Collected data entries

━━━━

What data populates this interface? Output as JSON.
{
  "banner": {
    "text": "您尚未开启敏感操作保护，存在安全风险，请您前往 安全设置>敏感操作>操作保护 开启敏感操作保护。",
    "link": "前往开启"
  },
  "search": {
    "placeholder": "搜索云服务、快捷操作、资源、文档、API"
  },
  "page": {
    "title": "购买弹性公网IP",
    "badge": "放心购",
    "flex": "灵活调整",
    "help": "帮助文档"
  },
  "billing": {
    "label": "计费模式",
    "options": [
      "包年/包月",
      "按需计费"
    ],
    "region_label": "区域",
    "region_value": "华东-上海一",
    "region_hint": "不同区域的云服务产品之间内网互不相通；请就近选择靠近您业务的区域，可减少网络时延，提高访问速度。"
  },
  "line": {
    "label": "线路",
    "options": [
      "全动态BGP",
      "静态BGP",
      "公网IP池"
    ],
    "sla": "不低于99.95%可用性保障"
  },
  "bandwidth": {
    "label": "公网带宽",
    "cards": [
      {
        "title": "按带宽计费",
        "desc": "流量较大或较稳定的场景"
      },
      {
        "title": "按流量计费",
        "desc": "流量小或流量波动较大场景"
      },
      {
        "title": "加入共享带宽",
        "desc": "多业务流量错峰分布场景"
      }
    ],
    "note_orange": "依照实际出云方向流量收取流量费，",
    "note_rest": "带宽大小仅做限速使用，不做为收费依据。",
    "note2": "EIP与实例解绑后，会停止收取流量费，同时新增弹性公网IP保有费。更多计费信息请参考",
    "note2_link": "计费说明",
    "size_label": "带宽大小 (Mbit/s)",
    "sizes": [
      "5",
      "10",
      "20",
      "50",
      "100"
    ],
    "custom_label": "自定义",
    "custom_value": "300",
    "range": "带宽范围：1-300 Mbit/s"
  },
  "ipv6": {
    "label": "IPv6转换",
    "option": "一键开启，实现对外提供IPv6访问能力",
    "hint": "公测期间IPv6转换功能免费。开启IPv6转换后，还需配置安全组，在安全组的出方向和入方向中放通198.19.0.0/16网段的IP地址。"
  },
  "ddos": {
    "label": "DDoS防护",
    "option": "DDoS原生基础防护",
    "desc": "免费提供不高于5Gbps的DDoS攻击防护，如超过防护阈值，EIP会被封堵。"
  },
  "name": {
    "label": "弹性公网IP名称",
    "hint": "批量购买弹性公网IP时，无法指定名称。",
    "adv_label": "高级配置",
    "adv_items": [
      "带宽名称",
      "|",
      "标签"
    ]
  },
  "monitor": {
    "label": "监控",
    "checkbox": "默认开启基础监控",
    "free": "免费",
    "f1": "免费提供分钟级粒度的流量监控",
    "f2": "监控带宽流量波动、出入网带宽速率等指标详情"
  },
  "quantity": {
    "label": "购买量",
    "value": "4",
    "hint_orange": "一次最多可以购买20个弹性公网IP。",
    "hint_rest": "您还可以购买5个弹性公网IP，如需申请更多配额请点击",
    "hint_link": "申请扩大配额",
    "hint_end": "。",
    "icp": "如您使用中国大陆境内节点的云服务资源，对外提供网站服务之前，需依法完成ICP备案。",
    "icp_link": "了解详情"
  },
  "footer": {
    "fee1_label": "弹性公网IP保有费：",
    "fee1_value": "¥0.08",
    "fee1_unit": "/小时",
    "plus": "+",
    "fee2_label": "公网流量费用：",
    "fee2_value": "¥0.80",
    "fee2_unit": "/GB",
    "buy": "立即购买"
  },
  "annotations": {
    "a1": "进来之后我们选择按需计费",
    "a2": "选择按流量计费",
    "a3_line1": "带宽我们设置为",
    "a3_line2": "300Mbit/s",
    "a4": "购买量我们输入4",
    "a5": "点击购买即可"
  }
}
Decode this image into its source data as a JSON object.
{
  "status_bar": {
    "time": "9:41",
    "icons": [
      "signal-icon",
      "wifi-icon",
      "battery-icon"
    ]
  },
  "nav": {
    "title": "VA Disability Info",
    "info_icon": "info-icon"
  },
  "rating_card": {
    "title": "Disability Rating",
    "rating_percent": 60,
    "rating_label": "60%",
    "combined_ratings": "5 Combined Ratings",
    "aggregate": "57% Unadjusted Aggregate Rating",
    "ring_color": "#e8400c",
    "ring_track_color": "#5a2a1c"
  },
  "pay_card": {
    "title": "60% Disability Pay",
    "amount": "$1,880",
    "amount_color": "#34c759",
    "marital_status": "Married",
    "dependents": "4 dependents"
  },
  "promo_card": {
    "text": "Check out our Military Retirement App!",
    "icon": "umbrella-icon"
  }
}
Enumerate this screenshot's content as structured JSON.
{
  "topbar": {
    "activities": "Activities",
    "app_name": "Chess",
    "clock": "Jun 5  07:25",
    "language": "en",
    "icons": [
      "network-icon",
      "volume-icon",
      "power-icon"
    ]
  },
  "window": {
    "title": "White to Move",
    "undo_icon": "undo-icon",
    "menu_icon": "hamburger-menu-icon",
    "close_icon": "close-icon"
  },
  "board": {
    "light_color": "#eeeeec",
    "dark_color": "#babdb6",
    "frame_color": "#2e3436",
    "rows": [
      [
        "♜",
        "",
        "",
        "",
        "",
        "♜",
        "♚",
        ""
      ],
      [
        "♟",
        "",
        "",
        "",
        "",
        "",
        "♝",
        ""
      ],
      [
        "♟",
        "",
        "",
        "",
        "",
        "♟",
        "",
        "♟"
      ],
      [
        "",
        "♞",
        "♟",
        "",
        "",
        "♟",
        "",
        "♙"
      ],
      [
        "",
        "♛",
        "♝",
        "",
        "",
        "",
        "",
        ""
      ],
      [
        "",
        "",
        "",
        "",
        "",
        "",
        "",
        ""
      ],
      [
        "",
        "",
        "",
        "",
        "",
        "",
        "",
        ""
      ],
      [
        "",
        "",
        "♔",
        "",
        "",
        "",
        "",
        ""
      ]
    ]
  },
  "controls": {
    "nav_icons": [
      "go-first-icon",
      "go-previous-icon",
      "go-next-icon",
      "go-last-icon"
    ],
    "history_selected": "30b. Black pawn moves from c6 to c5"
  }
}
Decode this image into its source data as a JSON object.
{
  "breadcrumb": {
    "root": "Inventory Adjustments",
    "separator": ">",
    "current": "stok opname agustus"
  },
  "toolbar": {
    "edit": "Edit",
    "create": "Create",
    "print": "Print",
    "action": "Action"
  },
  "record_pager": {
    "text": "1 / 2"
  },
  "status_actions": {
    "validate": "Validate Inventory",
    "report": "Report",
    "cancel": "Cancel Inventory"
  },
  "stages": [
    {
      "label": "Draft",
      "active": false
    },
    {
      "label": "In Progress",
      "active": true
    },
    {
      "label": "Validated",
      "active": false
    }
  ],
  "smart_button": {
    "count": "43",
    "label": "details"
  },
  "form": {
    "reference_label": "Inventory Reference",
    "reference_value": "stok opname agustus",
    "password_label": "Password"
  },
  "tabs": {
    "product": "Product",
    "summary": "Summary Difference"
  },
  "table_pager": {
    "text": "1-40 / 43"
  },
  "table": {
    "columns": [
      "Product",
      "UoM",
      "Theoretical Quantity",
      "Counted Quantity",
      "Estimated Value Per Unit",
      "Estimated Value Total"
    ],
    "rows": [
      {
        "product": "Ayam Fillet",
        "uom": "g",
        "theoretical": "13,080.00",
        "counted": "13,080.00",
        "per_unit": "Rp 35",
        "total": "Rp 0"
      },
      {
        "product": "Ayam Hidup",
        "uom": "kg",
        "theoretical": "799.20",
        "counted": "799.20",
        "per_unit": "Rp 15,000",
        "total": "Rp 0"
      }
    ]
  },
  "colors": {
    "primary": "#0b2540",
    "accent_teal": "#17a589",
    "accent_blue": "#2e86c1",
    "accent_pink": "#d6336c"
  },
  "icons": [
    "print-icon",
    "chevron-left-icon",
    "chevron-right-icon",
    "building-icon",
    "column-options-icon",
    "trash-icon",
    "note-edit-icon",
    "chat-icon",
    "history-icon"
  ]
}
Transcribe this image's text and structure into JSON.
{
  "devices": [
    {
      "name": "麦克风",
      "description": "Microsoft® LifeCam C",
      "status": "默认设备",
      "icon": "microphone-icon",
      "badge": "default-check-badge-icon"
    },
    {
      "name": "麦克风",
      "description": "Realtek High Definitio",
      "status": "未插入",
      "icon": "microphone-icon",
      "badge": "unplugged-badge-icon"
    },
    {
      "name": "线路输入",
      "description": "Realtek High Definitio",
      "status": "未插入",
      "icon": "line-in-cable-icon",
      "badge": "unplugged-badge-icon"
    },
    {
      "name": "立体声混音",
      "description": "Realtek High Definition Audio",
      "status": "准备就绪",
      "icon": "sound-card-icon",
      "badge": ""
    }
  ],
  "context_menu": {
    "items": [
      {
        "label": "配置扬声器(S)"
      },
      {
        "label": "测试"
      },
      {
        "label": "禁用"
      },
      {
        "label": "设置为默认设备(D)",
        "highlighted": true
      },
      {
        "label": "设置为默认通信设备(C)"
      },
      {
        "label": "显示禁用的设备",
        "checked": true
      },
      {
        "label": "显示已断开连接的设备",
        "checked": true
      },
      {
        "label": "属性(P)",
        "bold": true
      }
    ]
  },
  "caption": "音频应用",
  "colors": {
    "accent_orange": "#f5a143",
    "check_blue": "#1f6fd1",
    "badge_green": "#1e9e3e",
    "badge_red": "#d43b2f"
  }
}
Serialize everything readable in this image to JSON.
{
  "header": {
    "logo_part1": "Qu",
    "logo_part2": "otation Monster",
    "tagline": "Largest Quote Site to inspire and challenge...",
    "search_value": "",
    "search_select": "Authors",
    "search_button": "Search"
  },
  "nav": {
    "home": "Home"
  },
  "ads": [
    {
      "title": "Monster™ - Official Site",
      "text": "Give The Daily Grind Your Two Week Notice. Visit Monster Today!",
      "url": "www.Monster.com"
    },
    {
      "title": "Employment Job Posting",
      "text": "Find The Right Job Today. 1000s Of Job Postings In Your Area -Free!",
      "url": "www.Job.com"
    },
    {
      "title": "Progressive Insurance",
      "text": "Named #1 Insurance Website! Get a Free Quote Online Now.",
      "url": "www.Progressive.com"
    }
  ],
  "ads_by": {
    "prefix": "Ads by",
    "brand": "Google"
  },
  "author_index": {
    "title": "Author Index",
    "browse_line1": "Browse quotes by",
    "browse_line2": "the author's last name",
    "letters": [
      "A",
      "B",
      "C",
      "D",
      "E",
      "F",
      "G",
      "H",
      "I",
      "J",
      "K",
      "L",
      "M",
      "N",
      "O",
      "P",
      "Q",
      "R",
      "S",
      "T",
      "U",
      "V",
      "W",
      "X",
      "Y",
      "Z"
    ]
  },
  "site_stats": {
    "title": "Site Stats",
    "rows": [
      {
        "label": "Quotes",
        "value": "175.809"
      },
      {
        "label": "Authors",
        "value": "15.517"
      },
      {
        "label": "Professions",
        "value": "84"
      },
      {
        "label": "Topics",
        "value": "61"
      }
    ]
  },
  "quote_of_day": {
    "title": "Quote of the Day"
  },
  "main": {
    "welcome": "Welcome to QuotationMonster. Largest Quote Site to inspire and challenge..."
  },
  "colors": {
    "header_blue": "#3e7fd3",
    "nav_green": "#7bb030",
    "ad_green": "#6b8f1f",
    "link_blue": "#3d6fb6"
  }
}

━━━━

A number is the only answer here: how many lines of the material above contain "Ayam"?

2